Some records
== == ==

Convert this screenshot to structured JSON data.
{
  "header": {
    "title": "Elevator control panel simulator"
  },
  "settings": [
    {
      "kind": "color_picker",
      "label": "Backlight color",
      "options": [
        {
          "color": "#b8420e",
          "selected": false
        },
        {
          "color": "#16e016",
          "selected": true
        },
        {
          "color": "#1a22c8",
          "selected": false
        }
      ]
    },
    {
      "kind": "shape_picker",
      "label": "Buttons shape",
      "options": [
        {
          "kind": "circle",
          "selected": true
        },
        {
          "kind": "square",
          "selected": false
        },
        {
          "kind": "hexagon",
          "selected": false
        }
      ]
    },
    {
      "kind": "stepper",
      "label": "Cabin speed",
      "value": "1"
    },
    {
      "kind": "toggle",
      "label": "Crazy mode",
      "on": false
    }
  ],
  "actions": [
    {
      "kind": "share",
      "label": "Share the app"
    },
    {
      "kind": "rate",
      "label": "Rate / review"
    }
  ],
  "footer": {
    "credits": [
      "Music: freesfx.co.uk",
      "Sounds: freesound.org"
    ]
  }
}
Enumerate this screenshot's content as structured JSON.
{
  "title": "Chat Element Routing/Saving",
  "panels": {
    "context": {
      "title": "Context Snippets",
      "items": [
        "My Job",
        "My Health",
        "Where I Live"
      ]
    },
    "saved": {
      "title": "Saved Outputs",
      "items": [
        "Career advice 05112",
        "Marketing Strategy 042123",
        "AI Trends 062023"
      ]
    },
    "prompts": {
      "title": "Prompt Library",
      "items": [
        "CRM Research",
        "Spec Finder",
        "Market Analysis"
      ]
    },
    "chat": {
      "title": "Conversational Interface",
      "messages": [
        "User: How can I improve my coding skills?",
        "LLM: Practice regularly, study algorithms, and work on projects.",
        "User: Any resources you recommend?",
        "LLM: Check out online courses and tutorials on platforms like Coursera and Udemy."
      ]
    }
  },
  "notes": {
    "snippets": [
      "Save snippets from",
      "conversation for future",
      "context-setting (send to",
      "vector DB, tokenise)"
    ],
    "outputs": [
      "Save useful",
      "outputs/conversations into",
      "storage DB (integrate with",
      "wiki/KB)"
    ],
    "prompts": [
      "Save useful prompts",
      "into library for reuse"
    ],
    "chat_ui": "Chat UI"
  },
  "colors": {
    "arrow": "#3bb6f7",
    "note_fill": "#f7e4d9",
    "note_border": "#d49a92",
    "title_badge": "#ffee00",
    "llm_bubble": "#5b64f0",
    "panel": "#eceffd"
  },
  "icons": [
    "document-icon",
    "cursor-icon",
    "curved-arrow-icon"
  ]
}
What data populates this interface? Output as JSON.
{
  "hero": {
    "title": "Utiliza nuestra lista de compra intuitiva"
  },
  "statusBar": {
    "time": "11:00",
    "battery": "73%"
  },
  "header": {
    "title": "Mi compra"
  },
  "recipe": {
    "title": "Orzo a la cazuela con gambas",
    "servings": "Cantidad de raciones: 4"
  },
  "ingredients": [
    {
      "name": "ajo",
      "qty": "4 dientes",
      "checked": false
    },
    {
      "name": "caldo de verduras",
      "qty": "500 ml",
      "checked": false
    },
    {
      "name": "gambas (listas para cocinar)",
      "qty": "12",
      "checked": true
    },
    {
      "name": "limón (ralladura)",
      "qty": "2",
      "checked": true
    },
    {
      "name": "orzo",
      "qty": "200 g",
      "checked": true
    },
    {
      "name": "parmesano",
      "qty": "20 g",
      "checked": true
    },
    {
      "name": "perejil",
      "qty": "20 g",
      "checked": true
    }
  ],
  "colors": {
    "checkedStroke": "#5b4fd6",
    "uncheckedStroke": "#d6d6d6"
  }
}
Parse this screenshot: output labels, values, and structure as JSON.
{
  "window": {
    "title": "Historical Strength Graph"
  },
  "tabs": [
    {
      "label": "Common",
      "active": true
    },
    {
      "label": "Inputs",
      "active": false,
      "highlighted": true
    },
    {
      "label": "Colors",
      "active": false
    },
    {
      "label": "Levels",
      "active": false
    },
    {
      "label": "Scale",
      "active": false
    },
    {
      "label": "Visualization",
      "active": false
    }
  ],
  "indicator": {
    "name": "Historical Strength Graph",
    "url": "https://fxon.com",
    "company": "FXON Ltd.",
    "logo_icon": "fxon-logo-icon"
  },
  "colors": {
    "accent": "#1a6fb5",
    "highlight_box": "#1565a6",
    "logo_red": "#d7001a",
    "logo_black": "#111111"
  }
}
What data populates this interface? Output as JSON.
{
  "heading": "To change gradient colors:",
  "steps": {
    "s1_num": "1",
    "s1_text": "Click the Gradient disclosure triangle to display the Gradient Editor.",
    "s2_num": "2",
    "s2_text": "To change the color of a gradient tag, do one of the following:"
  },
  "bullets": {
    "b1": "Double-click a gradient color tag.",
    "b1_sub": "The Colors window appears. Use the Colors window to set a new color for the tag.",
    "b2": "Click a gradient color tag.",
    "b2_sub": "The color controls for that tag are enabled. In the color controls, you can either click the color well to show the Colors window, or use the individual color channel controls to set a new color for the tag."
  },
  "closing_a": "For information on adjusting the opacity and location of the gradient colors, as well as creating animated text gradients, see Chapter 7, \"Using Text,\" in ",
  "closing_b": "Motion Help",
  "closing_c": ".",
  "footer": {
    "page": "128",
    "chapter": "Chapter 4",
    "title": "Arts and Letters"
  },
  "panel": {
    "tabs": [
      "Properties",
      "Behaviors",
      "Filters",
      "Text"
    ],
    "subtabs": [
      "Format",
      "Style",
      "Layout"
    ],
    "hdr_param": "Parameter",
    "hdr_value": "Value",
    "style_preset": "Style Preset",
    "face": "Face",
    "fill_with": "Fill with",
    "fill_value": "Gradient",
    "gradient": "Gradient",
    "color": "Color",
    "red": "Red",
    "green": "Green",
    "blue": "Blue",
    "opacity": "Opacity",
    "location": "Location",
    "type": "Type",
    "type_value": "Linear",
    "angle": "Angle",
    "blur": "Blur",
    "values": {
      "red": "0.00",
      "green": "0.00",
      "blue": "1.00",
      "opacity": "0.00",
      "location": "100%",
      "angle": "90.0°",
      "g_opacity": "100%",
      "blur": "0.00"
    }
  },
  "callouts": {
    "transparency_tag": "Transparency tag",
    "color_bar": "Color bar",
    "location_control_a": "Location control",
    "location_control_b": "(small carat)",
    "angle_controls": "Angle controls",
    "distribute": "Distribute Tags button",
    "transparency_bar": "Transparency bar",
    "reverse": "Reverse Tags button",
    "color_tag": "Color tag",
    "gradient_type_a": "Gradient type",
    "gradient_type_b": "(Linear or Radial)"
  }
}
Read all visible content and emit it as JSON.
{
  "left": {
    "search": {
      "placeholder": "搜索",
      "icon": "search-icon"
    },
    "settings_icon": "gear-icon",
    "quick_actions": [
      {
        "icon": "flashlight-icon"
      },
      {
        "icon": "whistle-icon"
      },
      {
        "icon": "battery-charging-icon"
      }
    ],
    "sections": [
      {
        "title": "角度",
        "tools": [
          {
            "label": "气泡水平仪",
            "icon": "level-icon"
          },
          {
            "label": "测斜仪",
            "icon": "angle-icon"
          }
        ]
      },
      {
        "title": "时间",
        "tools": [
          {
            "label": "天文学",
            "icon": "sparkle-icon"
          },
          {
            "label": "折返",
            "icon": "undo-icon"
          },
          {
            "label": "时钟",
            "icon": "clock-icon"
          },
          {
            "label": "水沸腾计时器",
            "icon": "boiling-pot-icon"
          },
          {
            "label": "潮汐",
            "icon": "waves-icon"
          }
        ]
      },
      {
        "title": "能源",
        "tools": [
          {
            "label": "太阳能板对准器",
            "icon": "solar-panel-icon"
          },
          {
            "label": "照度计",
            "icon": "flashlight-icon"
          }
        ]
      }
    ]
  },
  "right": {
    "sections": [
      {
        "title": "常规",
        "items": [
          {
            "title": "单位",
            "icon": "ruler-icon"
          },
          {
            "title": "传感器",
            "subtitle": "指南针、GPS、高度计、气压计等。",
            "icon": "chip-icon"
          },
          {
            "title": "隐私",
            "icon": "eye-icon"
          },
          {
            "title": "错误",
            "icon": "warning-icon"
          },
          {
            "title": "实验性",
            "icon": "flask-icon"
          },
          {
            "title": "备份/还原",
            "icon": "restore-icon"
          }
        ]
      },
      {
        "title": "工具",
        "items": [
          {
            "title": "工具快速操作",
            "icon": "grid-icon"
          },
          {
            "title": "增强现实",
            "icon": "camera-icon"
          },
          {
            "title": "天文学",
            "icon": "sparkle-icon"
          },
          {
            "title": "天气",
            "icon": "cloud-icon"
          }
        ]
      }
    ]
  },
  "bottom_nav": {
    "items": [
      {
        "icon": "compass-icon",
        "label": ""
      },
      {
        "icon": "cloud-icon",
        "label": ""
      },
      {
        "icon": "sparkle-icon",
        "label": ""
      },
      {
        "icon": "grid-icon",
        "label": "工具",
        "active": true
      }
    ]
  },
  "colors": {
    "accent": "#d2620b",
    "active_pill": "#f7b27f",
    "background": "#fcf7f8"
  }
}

== == ==

**DIRECTIONS**
Above are the records. Copy every line in them holding "with".

**ANSWER**
      "storage DB (integrate with",
    "fill_with": "Fill with",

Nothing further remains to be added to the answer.